What is required — Each record below should appear again exactly as written.
--- Begin ---
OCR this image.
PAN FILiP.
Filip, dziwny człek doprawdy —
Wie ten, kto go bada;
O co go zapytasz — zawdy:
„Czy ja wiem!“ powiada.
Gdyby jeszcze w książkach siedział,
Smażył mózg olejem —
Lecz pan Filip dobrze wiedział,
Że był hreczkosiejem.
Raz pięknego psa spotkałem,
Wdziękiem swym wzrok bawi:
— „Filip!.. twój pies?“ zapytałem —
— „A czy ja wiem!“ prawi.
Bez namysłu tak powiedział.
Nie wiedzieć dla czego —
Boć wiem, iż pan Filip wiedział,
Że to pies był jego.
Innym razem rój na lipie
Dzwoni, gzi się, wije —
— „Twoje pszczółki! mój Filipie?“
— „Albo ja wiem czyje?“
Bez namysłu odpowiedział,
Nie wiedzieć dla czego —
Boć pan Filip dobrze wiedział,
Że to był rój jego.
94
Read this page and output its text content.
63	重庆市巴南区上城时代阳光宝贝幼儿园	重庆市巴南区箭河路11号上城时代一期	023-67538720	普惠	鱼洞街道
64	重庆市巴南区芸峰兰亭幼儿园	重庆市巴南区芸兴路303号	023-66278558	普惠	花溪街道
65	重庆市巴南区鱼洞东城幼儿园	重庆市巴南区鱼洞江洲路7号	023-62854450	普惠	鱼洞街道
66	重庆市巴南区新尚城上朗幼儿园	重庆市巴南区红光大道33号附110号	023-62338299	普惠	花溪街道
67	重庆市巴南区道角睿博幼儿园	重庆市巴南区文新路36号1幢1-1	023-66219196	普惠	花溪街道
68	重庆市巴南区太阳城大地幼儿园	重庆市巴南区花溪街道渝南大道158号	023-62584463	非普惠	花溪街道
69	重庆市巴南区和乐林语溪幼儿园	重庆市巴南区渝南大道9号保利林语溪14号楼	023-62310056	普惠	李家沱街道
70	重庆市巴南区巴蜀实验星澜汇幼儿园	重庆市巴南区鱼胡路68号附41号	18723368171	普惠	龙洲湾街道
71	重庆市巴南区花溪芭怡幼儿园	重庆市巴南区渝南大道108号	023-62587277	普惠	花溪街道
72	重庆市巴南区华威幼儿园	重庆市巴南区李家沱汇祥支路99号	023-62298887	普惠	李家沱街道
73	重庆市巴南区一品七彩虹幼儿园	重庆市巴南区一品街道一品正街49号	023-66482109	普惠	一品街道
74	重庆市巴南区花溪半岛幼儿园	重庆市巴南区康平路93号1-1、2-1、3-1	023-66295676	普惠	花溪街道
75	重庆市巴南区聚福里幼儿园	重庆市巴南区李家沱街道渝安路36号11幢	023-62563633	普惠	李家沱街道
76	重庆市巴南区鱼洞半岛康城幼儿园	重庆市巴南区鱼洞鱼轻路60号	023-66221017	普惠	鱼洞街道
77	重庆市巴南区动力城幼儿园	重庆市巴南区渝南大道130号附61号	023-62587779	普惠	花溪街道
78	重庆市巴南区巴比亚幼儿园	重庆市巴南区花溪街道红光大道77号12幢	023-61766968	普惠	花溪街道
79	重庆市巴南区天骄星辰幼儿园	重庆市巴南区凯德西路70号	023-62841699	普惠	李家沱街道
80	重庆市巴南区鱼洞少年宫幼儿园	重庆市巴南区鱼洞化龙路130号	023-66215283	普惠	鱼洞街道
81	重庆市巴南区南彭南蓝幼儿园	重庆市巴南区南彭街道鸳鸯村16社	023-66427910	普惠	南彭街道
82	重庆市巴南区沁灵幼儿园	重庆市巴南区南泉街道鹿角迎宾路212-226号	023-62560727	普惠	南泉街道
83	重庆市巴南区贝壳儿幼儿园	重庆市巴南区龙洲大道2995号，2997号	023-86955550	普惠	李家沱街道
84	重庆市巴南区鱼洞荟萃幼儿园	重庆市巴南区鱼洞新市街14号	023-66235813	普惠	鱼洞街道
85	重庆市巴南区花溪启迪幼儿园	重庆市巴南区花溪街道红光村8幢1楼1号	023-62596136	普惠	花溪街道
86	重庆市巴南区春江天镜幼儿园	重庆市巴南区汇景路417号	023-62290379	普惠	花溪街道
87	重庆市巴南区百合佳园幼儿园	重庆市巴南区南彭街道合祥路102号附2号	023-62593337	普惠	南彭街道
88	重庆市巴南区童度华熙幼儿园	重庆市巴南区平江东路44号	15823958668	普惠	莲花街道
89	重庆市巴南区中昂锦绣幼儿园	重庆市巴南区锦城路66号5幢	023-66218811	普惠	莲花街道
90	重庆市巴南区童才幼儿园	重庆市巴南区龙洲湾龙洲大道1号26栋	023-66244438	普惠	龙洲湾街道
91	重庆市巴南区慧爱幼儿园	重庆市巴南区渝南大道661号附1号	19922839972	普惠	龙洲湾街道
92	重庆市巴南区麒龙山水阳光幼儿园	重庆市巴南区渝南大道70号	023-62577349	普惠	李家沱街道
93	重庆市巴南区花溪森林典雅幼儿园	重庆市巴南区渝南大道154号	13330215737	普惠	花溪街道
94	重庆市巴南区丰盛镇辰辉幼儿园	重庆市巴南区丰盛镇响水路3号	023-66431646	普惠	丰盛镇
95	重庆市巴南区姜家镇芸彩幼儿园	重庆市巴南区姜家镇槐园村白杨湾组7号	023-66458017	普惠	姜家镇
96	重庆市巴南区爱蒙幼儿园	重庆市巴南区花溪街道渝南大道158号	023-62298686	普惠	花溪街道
--- End ---
Result below —
OCR this image.
PAN FILiP.
Filip, dziwny człek doprawdy —
Wie ten, kto go bada;
O co go zapytasz — zawdy:
„Czy ja wiem!“ powiada.
Gdyby jeszcze w książkach siedział,
Smażył mózg olejem —
Lecz pan Filip dobrze wiedział,
Że był hreczkosiejem.
Raz pięknego psa spotkałem,
Wdziękiem swym wzrok bawi:
— „Filip!.. twój pies?“ zapytałem —
— „A czy ja wiem!“ prawi.
Bez namysłu tak powiedział.
Nie wiedzieć dla czego —
Boć wiem, iż pan Filip wiedział,
Że to pies był jego.
Innym razem rój na lipie
Dzwoni, gzi się, wije —
— „Twoje pszczółki! mój Filipie?“
— „Albo ja wiem czyje?“
Bez namysłu odpowiedział,
Nie wiedzieć dla czego —
Boć pan Filip dobrze wiedział,
Że to był rój jego.
94
Read this page and output its text content.
63	重庆市巴南区上城时代阳光宝贝幼儿园	重庆市巴南区箭河路11号上城时代一期	023-67538720	普惠	鱼洞街道
64	重庆市巴南区芸峰兰亭幼儿园	重庆市巴南区芸兴路303号	023-66278558	普惠	花溪街道
65	重庆市巴南区鱼洞东城幼儿园	重庆市巴南区鱼洞江洲路7号	023-62854450	普惠	鱼洞街道
66	重庆市巴南区新尚城上朗幼儿园	重庆市巴南区红光大道33号附110号	023-62338299	普惠	花溪街道
67	重庆市巴南区道角睿博幼儿园	重庆市巴南区文新路36号1幢1-1	023-66219196	普惠	花溪街道
68	重庆市巴南区太阳城大地幼儿园	重庆市巴南区花溪街道渝南大道158号	023-62584463	非普惠	花溪街道
69	重庆市巴南区和乐林语溪幼儿园	重庆市巴南区渝南大道9号保利林语溪14号楼	023-62310056	普惠	李家沱街道
70	重庆市巴南区巴蜀实验星澜汇幼儿园	重庆市巴南区鱼胡路68号附41号	18723368171	普惠	龙洲湾街道
71	重庆市巴南区花溪芭怡幼儿园	重庆市巴南区渝南大道108号	023-62587277	普惠	花溪街道
72	重庆市巴南区华威幼儿园	重庆市巴南区李家沱汇祥支路99号	023-62298887	普惠	李家沱街道
73	重庆市巴南区一品七彩虹幼儿园	重庆市巴南区一品街道一品正街49号	023-66482109	普惠	一品街道
74	重庆市巴南区花溪半岛幼儿园	重庆市巴南区康平路93号1-1、2-1、3-1	023-66295676	普惠	花溪街道
75	重庆市巴南区聚福里幼儿园	重庆市巴南区李家沱街道渝安路36号11幢	023-62563633	普惠	李家沱街道
76	重庆市巴南区鱼洞半岛康城幼儿园	重庆市巴南区鱼洞鱼轻路60号	023-66221017	普惠	鱼洞街道
77	重庆市巴南区动力城幼儿园	重庆市巴南区渝南大道130号附61号	023-62587779	普惠	花溪街道
78	重庆市巴南区巴比亚幼儿园	重庆市巴南区花溪街道红光大道77号12幢	023-61766968	普惠	花溪街道
79	重庆市巴南区天骄星辰幼儿园	重庆市巴南区凯德西路70号	023-62841699	普惠	李家沱街道
80	重庆市巴南区鱼洞少年宫幼儿园	重庆市巴南区鱼洞化龙路130号	023-66215283	普惠	鱼洞街道
81	重庆市巴南区南彭南蓝幼儿园	重庆市巴南区南彭街道鸳鸯村16社	023-66427910	普惠	南彭街道
82	重庆市巴南区沁灵幼儿园	重庆市巴南区南泉街道鹿角迎宾路212-226号	023-62560727	普惠	南泉街道
83	重庆市巴南区贝壳儿幼儿园	重庆市巴南区龙洲大道2995号，2997号	023-86955550	普惠	李家沱街道
84	重庆市巴南区鱼洞荟萃幼儿园	重庆市巴南区鱼洞新市街14号	023-66235813	普惠	鱼洞街道
85	重庆市巴南区花溪启迪幼儿园	重庆市巴南区花溪街道红光村8幢1楼1号	023-62596136	普惠	花溪街道
86	重庆市巴南区春江天镜幼儿园	重庆市巴南区汇景路417号	023-62290379	普惠	花溪街道
87	重庆市巴南区百合佳园幼儿园	重庆市巴南区南彭街道合祥路102号附2号	023-62593337	普惠	南彭街道
88	重庆市巴南区童度华熙幼儿园	重庆市巴南区平江东路44号	15823958668	普惠	莲花街道
89	重庆市巴南区中昂锦绣幼儿园	重庆市巴南区锦城路66号5幢	023-66218811	普惠	莲花街道
90	重庆市巴南区童才幼儿园	重庆市巴南区龙洲湾龙洲大道1号26栋	023-66244438	普惠	龙洲湾街道
91	重庆市巴南区慧爱幼儿园	重庆市巴南区渝南大道661号附1号	19922839972	普惠	龙洲湾街道
92	重庆市巴南区麒龙山水阳光幼儿园	重庆市巴南区渝南大道70号	023-62577349	普惠	李家沱街道
93	重庆市巴南区花溪森林典雅幼儿园	重庆市巴南区渝南大道154号	13330215737	普惠	花溪街道
94	重庆市巴南区丰盛镇辰辉幼儿园	重庆市巴南区丰盛镇响水路3号	023-66431646	普惠	丰盛镇
95	重庆市巴南区姜家镇芸彩幼儿园	重庆市巴南区姜家镇槐园村白杨湾组7号	023-66458017	普惠	姜家镇
96	重庆市巴南区爱蒙幼儿园	重庆市巴南区花溪街道渝南大道158号	023-62298686	普惠	花溪街道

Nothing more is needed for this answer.